What the exercise asks: Copy every line from the records below that holds the word "this".
** Start Dataset excerpts **
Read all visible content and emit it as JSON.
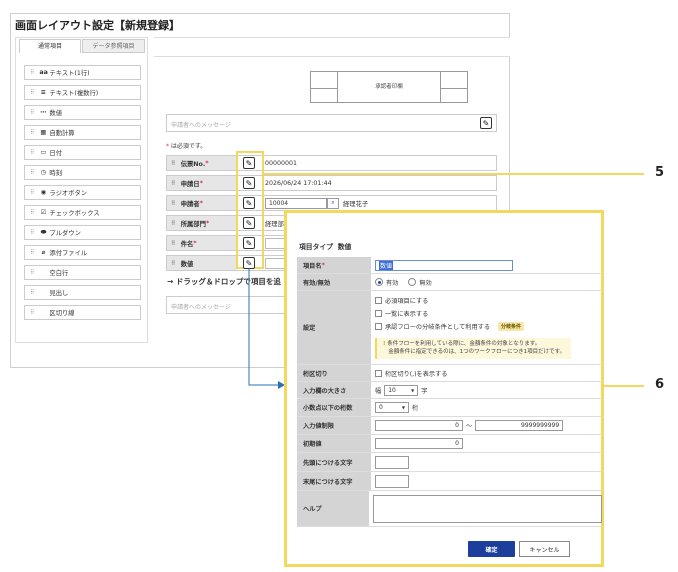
{
  "title": "画面レイアウト設定【新規登録】",
  "tabs": [
    "通常項目",
    "データ参照項目"
  ],
  "palette": [
    {
      "icon": "aa",
      "label": "テキスト(1行)"
    },
    {
      "icon": "≡",
      "label": "テキスト(複数行)"
    },
    {
      "icon": "⋯",
      "label": "数値"
    },
    {
      "icon": "▦",
      "label": "自動計算"
    },
    {
      "icon": "▭",
      "label": "日付"
    },
    {
      "icon": "◷",
      "label": "時刻"
    },
    {
      "icon": "◉",
      "label": "ラジオボタン"
    },
    {
      "icon": "☑",
      "label": "チェックボックス"
    },
    {
      "icon": "⬬",
      "label": "プルダウン"
    },
    {
      "icon": "⌀",
      "label": "添付ファイル"
    },
    {
      "icon": "",
      "label": "空白行"
    },
    {
      "icon": "",
      "label": "見出し"
    },
    {
      "icon": "",
      "label": "区切り線"
    }
  ],
  "approval_label": "承認者印欄",
  "message_placeholder": "申請者へのメッセージ",
  "required_note": {
    "star": "*",
    "text": " は必須です。"
  },
  "form_rows": [
    {
      "label": "伝票No.",
      "required": true,
      "value": "00000001"
    },
    {
      "label": "申請日",
      "required": true,
      "value": "2026/06/24 17:01:44"
    },
    {
      "label": "申請者",
      "required": true,
      "input": "10004",
      "value": "経理花子"
    },
    {
      "label": "所属部門",
      "required": true,
      "value": "経理部"
    },
    {
      "label": "件名",
      "required": true,
      "value": ""
    },
    {
      "label": "数値",
      "required": false,
      "value": ""
    }
  ],
  "drag_hint": "→ ドラッグ＆ドロップで項目を追",
  "callouts": {
    "five": "5",
    "six": "6"
  },
  "popup": {
    "type_label": "項目タイプ",
    "type_value": "数値",
    "name_label": "項目名",
    "name_value": "数値",
    "enabled_label": "有効/無効",
    "enabled_options": [
      "有効",
      "無効"
    ],
    "settings_label": "設定",
    "settings_checks": [
      "必須項目にする",
      "一覧に表示する",
      "承認フローの分岐条件として利用する"
    ],
    "branch_badge": "分岐条件",
    "note_line1": "条件フローを利用している際に、金額条件の対象となります。",
    "note_line2": "金額条件に指定できるのは、1つのワークフローにつき1項目だけです。",
    "separator_label": "桁区切り",
    "separator_check": "桁区切り(,)を表示する",
    "width_label": "入力欄の大きさ",
    "width_prefix": "幅",
    "width_value": "10",
    "width_suffix": "字",
    "decimal_label": "小数点以下の桁数",
    "decimal_value": "0",
    "decimal_suffix": "桁",
    "limit_label": "入力値制限",
    "limit_min": "0",
    "limit_tilde": "〜",
    "limit_max": "9999999999",
    "initial_label": "初期値",
    "initial_value": "0",
    "prefix_label": "先頭につける文字",
    "suffix_label": "末尾につける文字",
    "help_label": "ヘルプ",
    "ok_label": "確定",
    "cancel_label": "キャンセル"
  }
}
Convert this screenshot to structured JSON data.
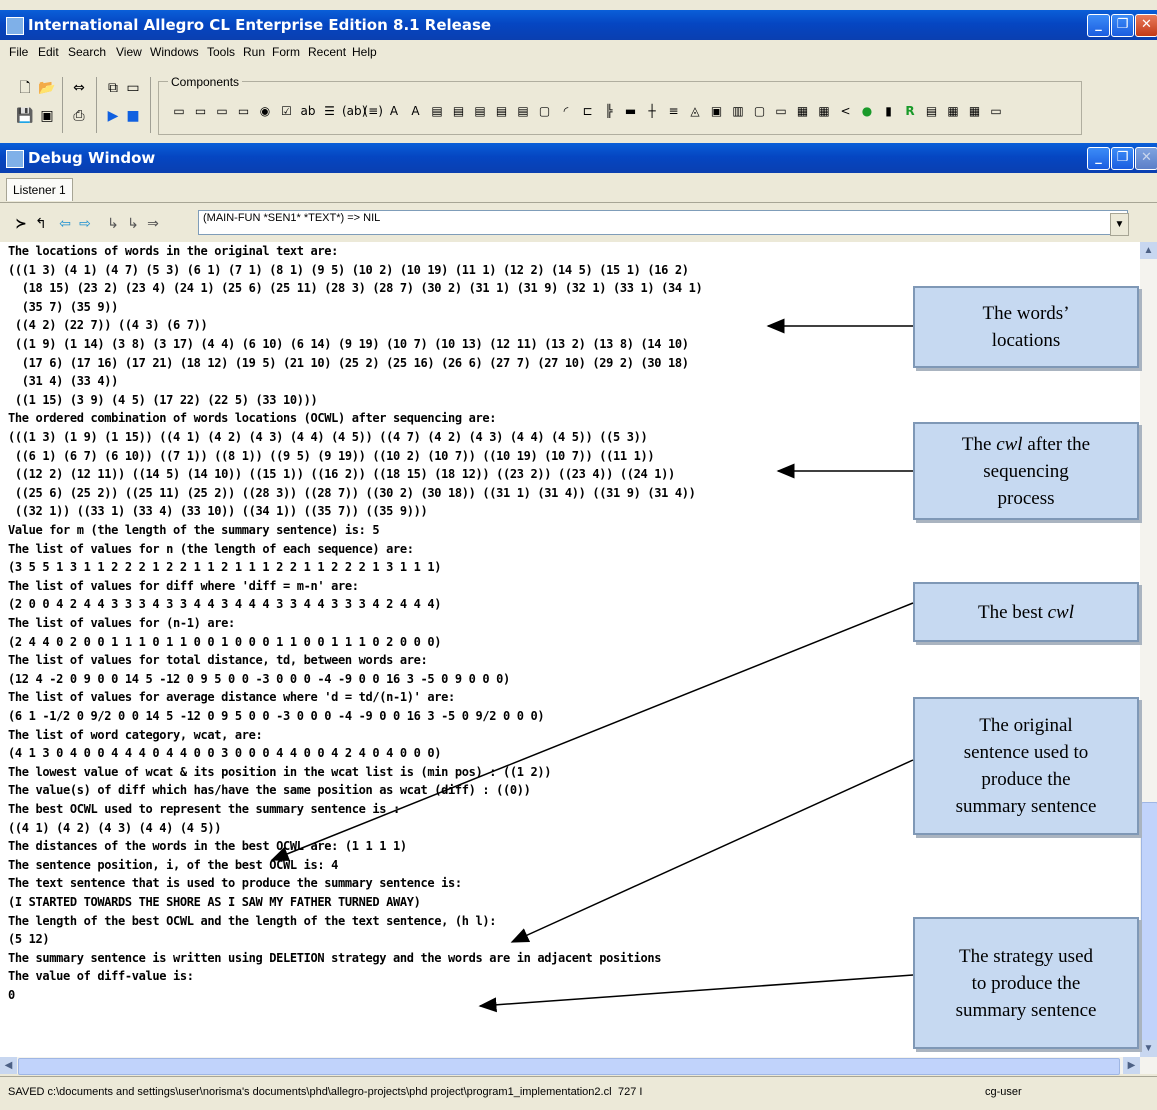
{
  "app": {
    "title": "International Allegro CL Enterprise Edition 8.1 Release"
  },
  "menu": [
    "File",
    "Edit",
    "Search",
    "View",
    "Windows",
    "Tools",
    "Run",
    "Form",
    "Recent",
    "Help"
  ],
  "toolbar": {
    "components_label": "Components"
  },
  "debug_window": {
    "title": "Debug Window",
    "tab": "Listener 1",
    "command": "(MAIN-FUN *SEN1* *TEXT*)   =>  NIL"
  },
  "lines": [
    "The locations of words in the original text are:",
    "(((1 3) (4 1) (4 7) (5 3) (6 1) (7 1) (8 1) (9 5) (10 2) (10 19) (11 1) (12 2) (14 5) (15 1) (16 2)",
    "  (18 15) (23 2) (23 4) (24 1) (25 6) (25 11) (28 3) (28 7) (30 2) (31 1) (31 9) (32 1) (33 1) (34 1)",
    "  (35 7) (35 9))",
    " ((4 2) (22 7)) ((4 3) (6 7))",
    " ((1 9) (1 14) (3 8) (3 17) (4 4) (6 10) (6 14) (9 19) (10 7) (10 13) (12 11) (13 2) (13 8) (14 10)",
    "  (17 6) (17 16) (17 21) (18 12) (19 5) (21 10) (25 2) (25 16) (26 6) (27 7) (27 10) (29 2) (30 18)",
    "  (31 4) (33 4))",
    " ((1 15) (3 9) (4 5) (17 22) (22 5) (33 10)))",
    "The ordered combination of words locations (OCWL) after sequencing are:",
    "(((1 3) (1 9) (1 15)) ((4 1) (4 2) (4 3) (4 4) (4 5)) ((4 7) (4 2) (4 3) (4 4) (4 5)) ((5 3))",
    " ((6 1) (6 7) (6 10)) ((7 1)) ((8 1)) ((9 5) (9 19)) ((10 2) (10 7)) ((10 19) (10 7)) ((11 1))",
    " ((12 2) (12 11)) ((14 5) (14 10)) ((15 1)) ((16 2)) ((18 15) (18 12)) ((23 2)) ((23 4)) ((24 1))",
    " ((25 6) (25 2)) ((25 11) (25 2)) ((28 3)) ((28 7)) ((30 2) (30 18)) ((31 1) (31 4)) ((31 9) (31 4))",
    " ((32 1)) ((33 1) (33 4) (33 10)) ((34 1)) ((35 7)) ((35 9)))",
    "Value for m (the length of the summary sentence) is: 5",
    "The list of values for n (the length of each sequence) are:",
    "(3 5 5 1 3 1 1 2 2 2 1 2 2 1 1 2 1 1 1 2 2 1 1 2 2 2 1 3 1 1 1)",
    "The list of values for diff where 'diff = m-n' are:",
    "(2 0 0 4 2 4 4 3 3 3 4 3 3 4 4 3 4 4 4 3 3 4 4 3 3 3 4 2 4 4 4)",
    "The list of values for (n-1) are:",
    "(2 4 4 0 2 0 0 1 1 1 0 1 1 0 0 1 0 0 0 1 1 0 0 1 1 1 0 2 0 0 0)",
    "The list of values for total distance, td, between words are:",
    "(12 4 -2 0 9 0 0 14 5 -12 0 9 5 0 0 -3 0 0 0 -4 -9 0 0 16 3 -5 0 9 0 0 0)",
    "The list of values for average distance where 'd = td/(n-1)' are:",
    "(6 1 -1/2 0 9/2 0 0 14 5 -12 0 9 5 0 0 -3 0 0 0 -4 -9 0 0 16 3 -5 0 9/2 0 0 0)",
    "The list of word category, wcat, are:",
    "(4 1 3 0 4 0 0 4 4 4 0 4 4 0 0 3 0 0 0 4 4 0 0 4 2 4 0 4 0 0 0)",
    "The lowest value of wcat & its position in the wcat list is (min pos) : ((1 2))",
    "The value(s) of diff which has/have the same position as wcat (diff) : ((0))",
    "The best OCWL used to represent the summary sentence is :",
    "((4 1) (4 2) (4 3) (4 4) (4 5))",
    "The distances of the words in the best OCWL are: (1 1 1 1)",
    "The sentence position, i, of the best OCWL is: 4",
    "The text sentence that is used to produce the summary sentence is:",
    "(I STARTED TOWARDS THE SHORE AS I SAW MY FATHER TURNED AWAY)",
    "The length of the best OCWL and the length of the text sentence, (h l):",
    "(5 12)",
    "The summary sentence is written using DELETION strategy and the words are in adjacent positions",
    "The value of diff-value is:",
    "0"
  ],
  "callouts": {
    "locations": [
      "The words’",
      "locations"
    ],
    "cwl_after": [
      "The cwl after the",
      "sequencing",
      "process"
    ],
    "best_cwl": [
      "The best cwl"
    ],
    "original": [
      "The original",
      "sentence used to",
      "produce the",
      "summary sentence"
    ],
    "strategy": [
      "The strategy used",
      "to produce the",
      "summary sentence"
    ]
  },
  "status": {
    "path": "SAVED c:\\documents and settings\\user\\norisma's documents\\phd\\allegro-projects\\phd project\\program1_implementation2.cl",
    "pos": "727 I",
    "package": "cg-user"
  }
}
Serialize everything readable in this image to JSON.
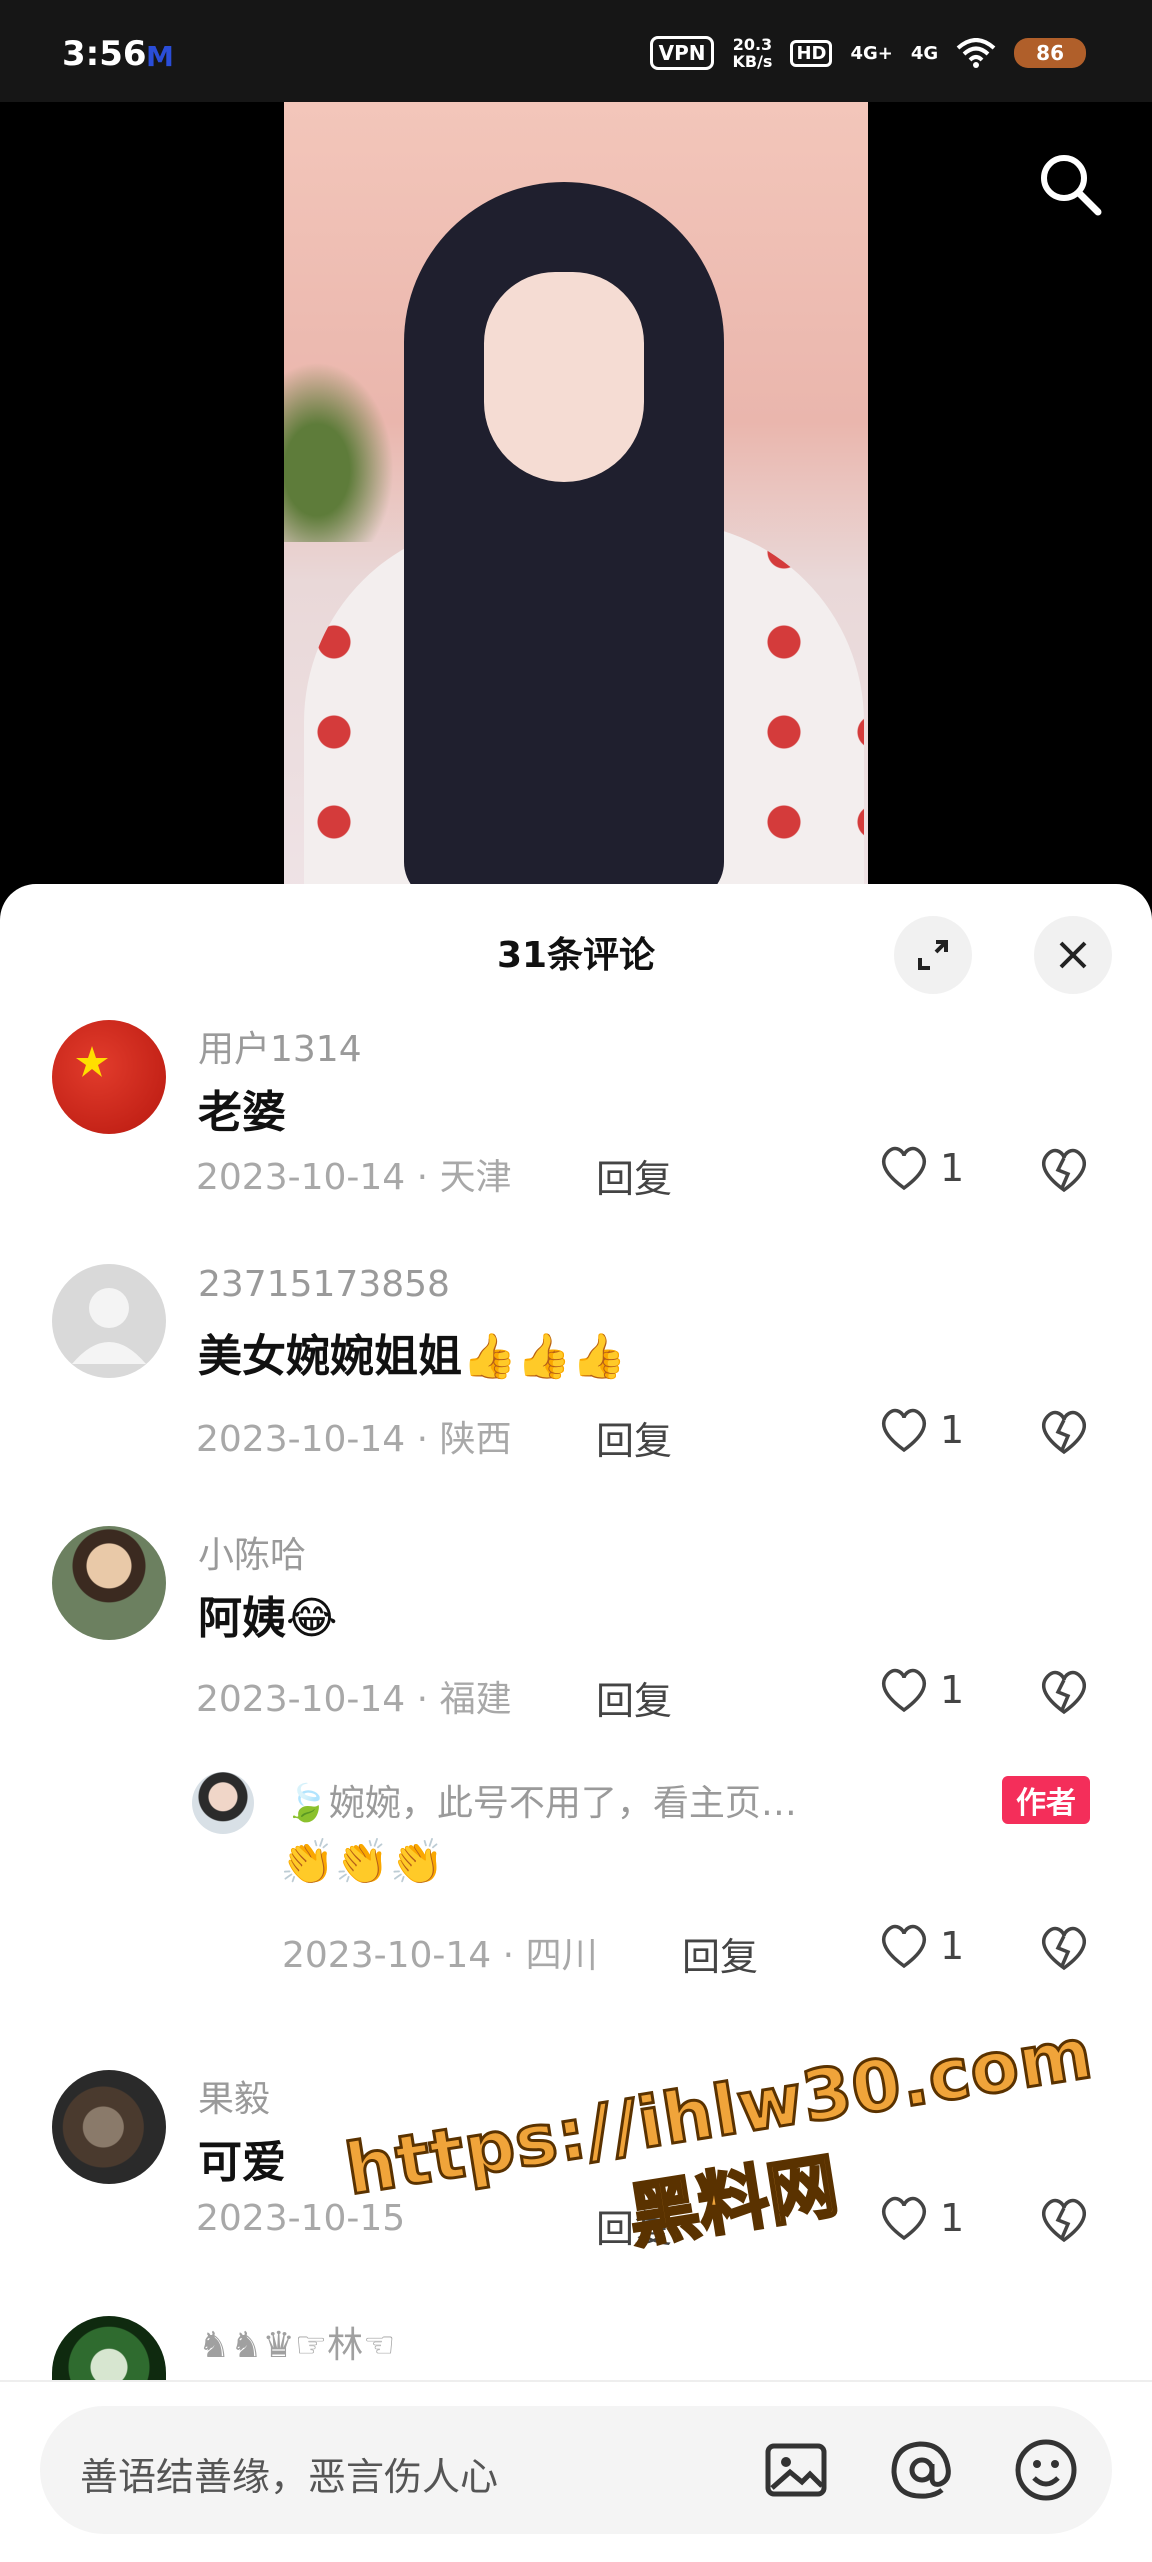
** End Dataset excerpts **
Exercise output:
Convert this screenshot to structured JSON data.
Serialize everything readable in this image to JSON.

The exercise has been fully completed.